→ Given information:
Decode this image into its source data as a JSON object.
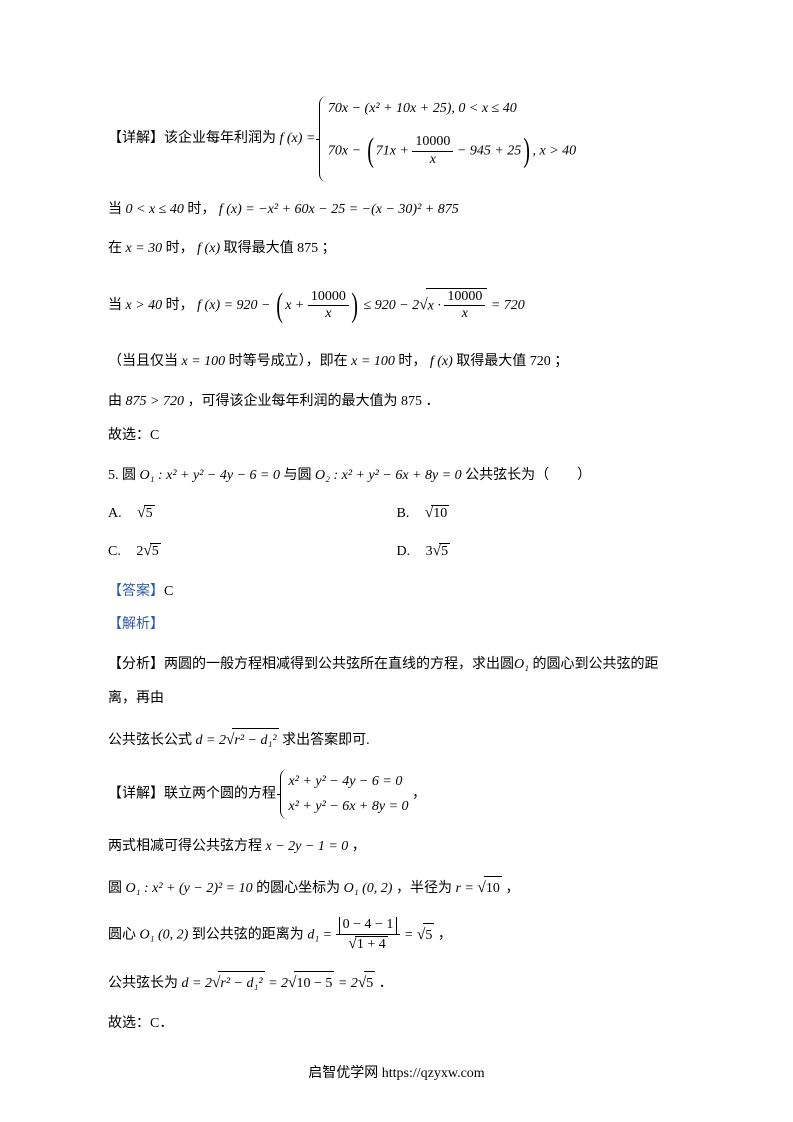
{
  "colors": {
    "text": "#000000",
    "blue": "#2e5aac",
    "background": "#ffffff"
  },
  "typography": {
    "body_fontsize_pt": 10.5,
    "math_font": "Times New Roman",
    "cjk_font": "SimSun"
  },
  "p1": {
    "prefix": "【详解】该企业每年利润为",
    "fx": "f (x) =",
    "case1": "70x − (x² + 10x + 25), 0 < x ≤ 40",
    "case2_a": "70x − ",
    "case2_b": "71x + ",
    "case2_frac_num": "10000",
    "case2_frac_den": "x",
    "case2_c": " − 945 + 25",
    "case2_cond": ", x > 40"
  },
  "p2": {
    "a": "当",
    "cond": "0 < x ≤ 40",
    "b": "时，",
    "expr": "f (x) = −x² + 60x − 25 = −(x − 30)² + 875"
  },
  "p3": {
    "a": "在",
    "cond": "x = 30",
    "b": "时，",
    "fx": "f (x)",
    "c": "取得最大值",
    "val": "875",
    "d": "；"
  },
  "p4": {
    "a": "当",
    "cond": "x > 40",
    "b": "时，",
    "lhs": "f (x) = 920 − ",
    "paren_a": "x + ",
    "frac_num": "10000",
    "frac_den": "x",
    "mid": " ≤ 920 − 2",
    "sqrt_a": "x · ",
    "sqrt_frac_num": "10000",
    "sqrt_frac_den": "x",
    "rhs": " = 720"
  },
  "p5": {
    "a": "（当且仅当",
    "cond": "x = 100",
    "b": "时等号成立），即在",
    "cond2": "x = 100",
    "c": "时，",
    "fx": "f (x)",
    "d": "取得最大值",
    "val": "720",
    "e": "；"
  },
  "p6": {
    "a": "由",
    "ineq": "875 > 720",
    "b": "，可得该企业每年利润的最大值为",
    "val": "875",
    "c": "．"
  },
  "p7": "故选：C",
  "q5": {
    "num": "5.",
    "a": "圆",
    "o1": "O₁ : x² + y² − 4y − 6 = 0",
    "b": "与圆",
    "o2": "O₂ : x² + y² − 6x + 8y = 0",
    "c": "公共弦长为（　　）"
  },
  "options": {
    "A": {
      "label": "A.",
      "val_pre": "",
      "val_rad": "5"
    },
    "B": {
      "label": "B.",
      "val_pre": "",
      "val_rad": "10"
    },
    "C": {
      "label": "C.",
      "val_pre": "2",
      "val_rad": "5"
    },
    "D": {
      "label": "D.",
      "val_pre": "3",
      "val_rad": "5"
    }
  },
  "ans": {
    "label": "【答案】",
    "val": "C"
  },
  "jiexi": "【解析】",
  "fenxi": {
    "label": "【分析】",
    "a": "两圆的一般方程相减得到公共弦所在直线的方程，求出圆",
    "o1": "O₁",
    "b": " 的圆心到公共弦的距",
    "c": "离，再由"
  },
  "p8": {
    "a": "公共弦长公式",
    "d_eq": "d = 2",
    "rad": "r² − d₁²",
    "b": " 求出答案即可."
  },
  "p9": {
    "label": "【详解】",
    "a": "联立两个圆的方程",
    "eq1": "x² + y² − 4y − 6 = 0",
    "eq2": "x² + y² − 6x + 8y = 0",
    "b": "，"
  },
  "p10": {
    "a": "两式相减可得公共弦方程",
    "eq": "x − 2y − 1 = 0",
    "b": "，"
  },
  "p11": {
    "a": "圆",
    "o1": "O₁ : x² + (y − 2)² = 10",
    "b": "的圆心坐标为",
    "pt": "O₁ (0, 2)",
    "c": "，半径为",
    "r_eq": "r = ",
    "r_rad": "10",
    "d": "，"
  },
  "p12": {
    "a": "圆心",
    "pt": "O₁ (0, 2)",
    "b": "到公共弦的距离为",
    "d1": "d₁ = ",
    "frac_num_abs": "0 − 4 − 1",
    "frac_den_rad": "1 + 4",
    "eq": " = ",
    "res_rad": "5",
    "c": "，"
  },
  "p13": {
    "a": "公共弦长为",
    "d_eq": "d = 2",
    "rad1": "r² − d₁²",
    "eq1": " = 2",
    "rad2": "10 − 5",
    "eq2": " = 2",
    "rad3": "5",
    "b": "．"
  },
  "p14": "故选：C．",
  "footer": "启智优学网 https://qzyxw.com"
}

→ Work to be completed: Leave out the pictures and copy the rest of the material above exactly.

→ Full answer:
Decode this image into its source data as a JSON object.
{
  "colors": {
    "text": "#000000",
    "blue": "#2e5aac",
    "background": "#ffffff"
  },
  "typography": {
    "body_fontsize_pt": 10.5,
    "math_font": "Times New Roman",
    "cjk_font": "SimSun"
  },
  "p1": {
    "prefix": "【详解】该企业每年利润为",
    "fx": "f (x) =",
    "case1": "70x − (x² + 10x + 25), 0 < x ≤ 40",
    "case2_a": "70x − ",
    "case2_b": "71x + ",
    "case2_frac_num": "10000",
    "case2_frac_den": "x",
    "case2_c": " − 945 + 25",
    "case2_cond": ", x > 40"
  },
  "p2": {
    "a": "当",
    "cond": "0 < x ≤ 40",
    "b": "时，",
    "expr": "f (x) = −x² + 60x − 25 = −(x − 30)² + 875"
  },
  "p3": {
    "a": "在",
    "cond": "x = 30",
    "b": "时，",
    "fx": "f (x)",
    "c": "取得最大值",
    "val": "875",
    "d": "；"
  },
  "p4": {
    "a": "当",
    "cond": "x > 40",
    "b": "时，",
    "lhs": "f (x) = 920 − ",
    "paren_a": "x + ",
    "frac_num": "10000",
    "frac_den": "x",
    "mid": " ≤ 920 − 2",
    "sqrt_a": "x · ",
    "sqrt_frac_num": "10000",
    "sqrt_frac_den": "x",
    "rhs": " = 720"
  },
  "p5": {
    "a": "（当且仅当",
    "cond": "x = 100",
    "b": "时等号成立），即在",
    "cond2": "x = 100",
    "c": "时，",
    "fx": "f (x)",
    "d": "取得最大值",
    "val": "720",
    "e": "；"
  },
  "p6": {
    "a": "由",
    "ineq": "875 > 720",
    "b": "，可得该企业每年利润的最大值为",
    "val": "875",
    "c": "．"
  },
  "p7": "故选：C",
  "q5": {
    "num": "5.",
    "a": "圆",
    "o1": "O₁ : x² + y² − 4y − 6 = 0",
    "b": "与圆",
    "o2": "O₂ : x² + y² − 6x + 8y = 0",
    "c": "公共弦长为（　　）"
  },
  "options": {
    "A": {
      "label": "A.",
      "val_pre": "",
      "val_rad": "5"
    },
    "B": {
      "label": "B.",
      "val_pre": "",
      "val_rad": "10"
    },
    "C": {
      "label": "C.",
      "val_pre": "2",
      "val_rad": "5"
    },
    "D": {
      "label": "D.",
      "val_pre": "3",
      "val_rad": "5"
    }
  },
  "ans": {
    "label": "【答案】",
    "val": "C"
  },
  "jiexi": "【解析】",
  "fenxi": {
    "label": "【分析】",
    "a": "两圆的一般方程相减得到公共弦所在直线的方程，求出圆",
    "o1": "O₁",
    "b": " 的圆心到公共弦的距",
    "c": "离，再由"
  },
  "p8": {
    "a": "公共弦长公式",
    "d_eq": "d = 2",
    "rad": "r² − d₁²",
    "b": " 求出答案即可."
  },
  "p9": {
    "label": "【详解】",
    "a": "联立两个圆的方程",
    "eq1": "x² + y² − 4y − 6 = 0",
    "eq2": "x² + y² − 6x + 8y = 0",
    "b": "，"
  },
  "p10": {
    "a": "两式相减可得公共弦方程",
    "eq": "x − 2y − 1 = 0",
    "b": "，"
  },
  "p11": {
    "a": "圆",
    "o1": "O₁ : x² + (y − 2)² = 10",
    "b": "的圆心坐标为",
    "pt": "O₁ (0, 2)",
    "c": "，半径为",
    "r_eq": "r = ",
    "r_rad": "10",
    "d": "，"
  },
  "p12": {
    "a": "圆心",
    "pt": "O₁ (0, 2)",
    "b": "到公共弦的距离为",
    "d1": "d₁ = ",
    "frac_num_abs": "0 − 4 − 1",
    "frac_den_rad": "1 + 4",
    "eq": " = ",
    "res_rad": "5",
    "c": "，"
  },
  "p13": {
    "a": "公共弦长为",
    "d_eq": "d = 2",
    "rad1": "r² − d₁²",
    "eq1": " = 2",
    "rad2": "10 − 5",
    "eq2": " = 2",
    "rad3": "5",
    "b": "．"
  },
  "p14": "故选：C．",
  "footer": "启智优学网 https://qzyxw.com"
}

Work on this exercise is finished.